YOUR OBJECTIVE => Pick out the lines below that contain the string "JSON" and copy them all.

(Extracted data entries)
** START **
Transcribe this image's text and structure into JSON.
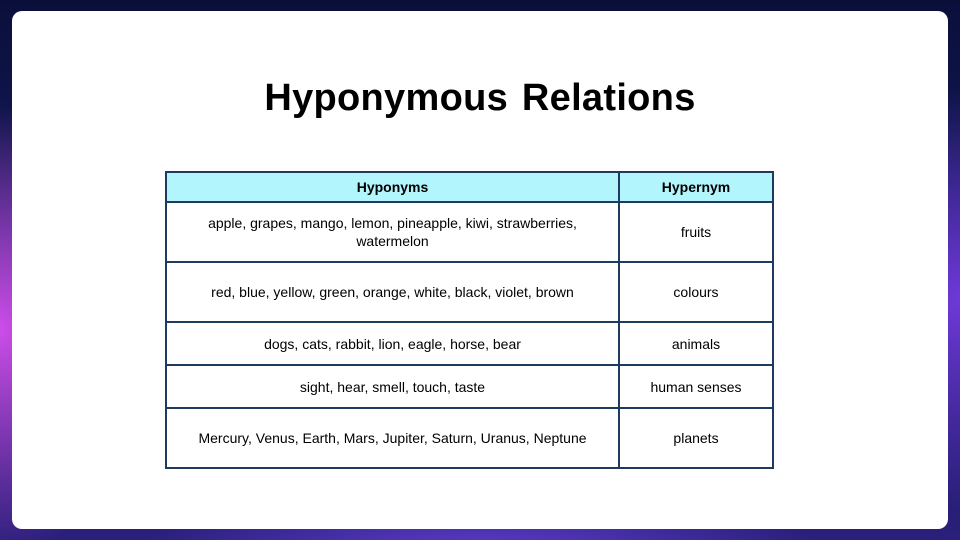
{
  "slide": {
    "title": "Hyponymous Relations"
  },
  "table": {
    "headers": {
      "hyponyms": "Hyponyms",
      "hypernym": "Hypernym"
    },
    "rows": [
      {
        "hyponyms": "apple, grapes, mango, lemon, pineapple, kiwi, strawberries, watermelon",
        "hypernym": "fruits"
      },
      {
        "hyponyms": "red, blue, yellow, green, orange, white, black, violet, brown",
        "hypernym": "colours"
      },
      {
        "hyponyms": "dogs, cats, rabbit, lion, eagle, horse, bear",
        "hypernym": "animals"
      },
      {
        "hyponyms": "sight, hear, smell, touch, taste",
        "hypernym": "human senses"
      },
      {
        "hyponyms": "Mercury, Venus, Earth, Mars, Jupiter, Saturn, Uranus, Neptune",
        "hypernym": "planets"
      }
    ]
  },
  "colors": {
    "header_background": "#b3f5fc",
    "border": "#1f3a5f",
    "card_background": "#ffffff"
  }
}
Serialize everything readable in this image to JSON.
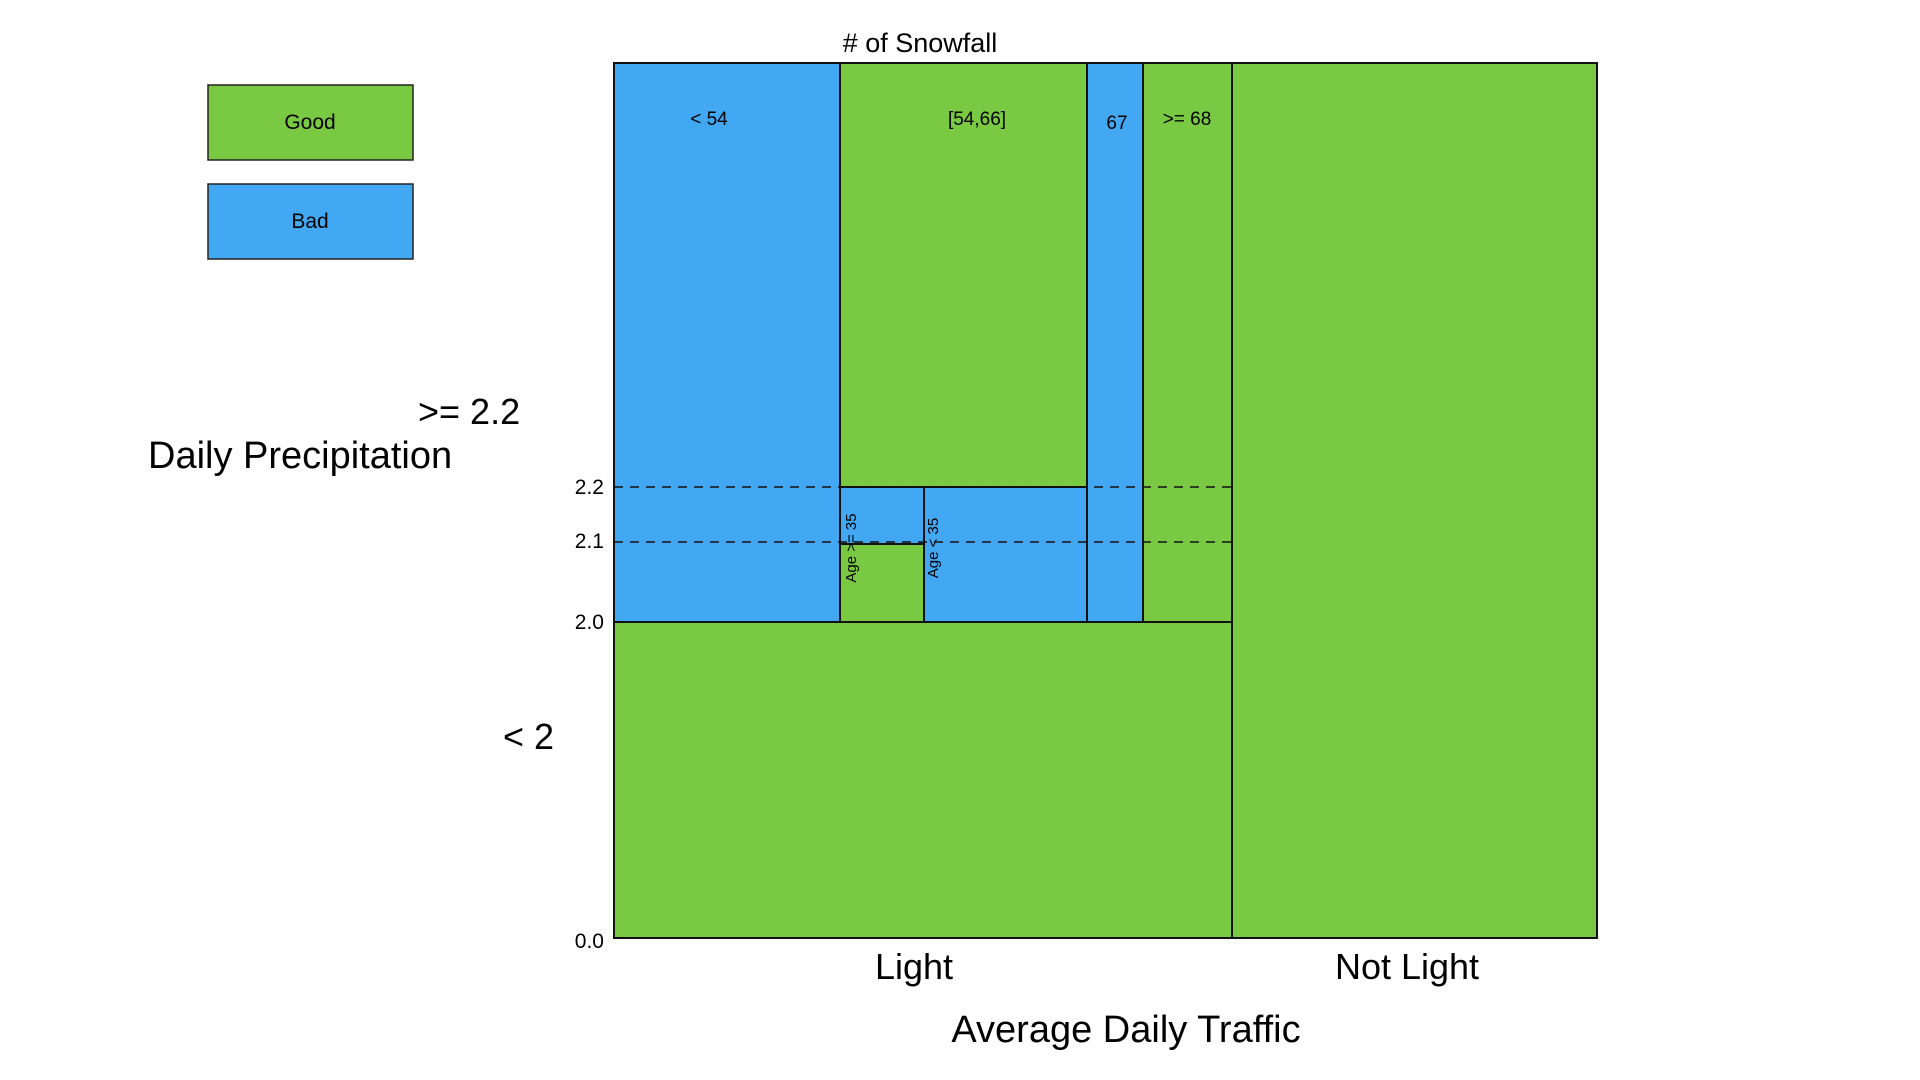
** END **
RESULT FOR THIS EXERCISE =>
Transcribe this image's text and structure into JSON.
Serialize everything readable in this image to JSON.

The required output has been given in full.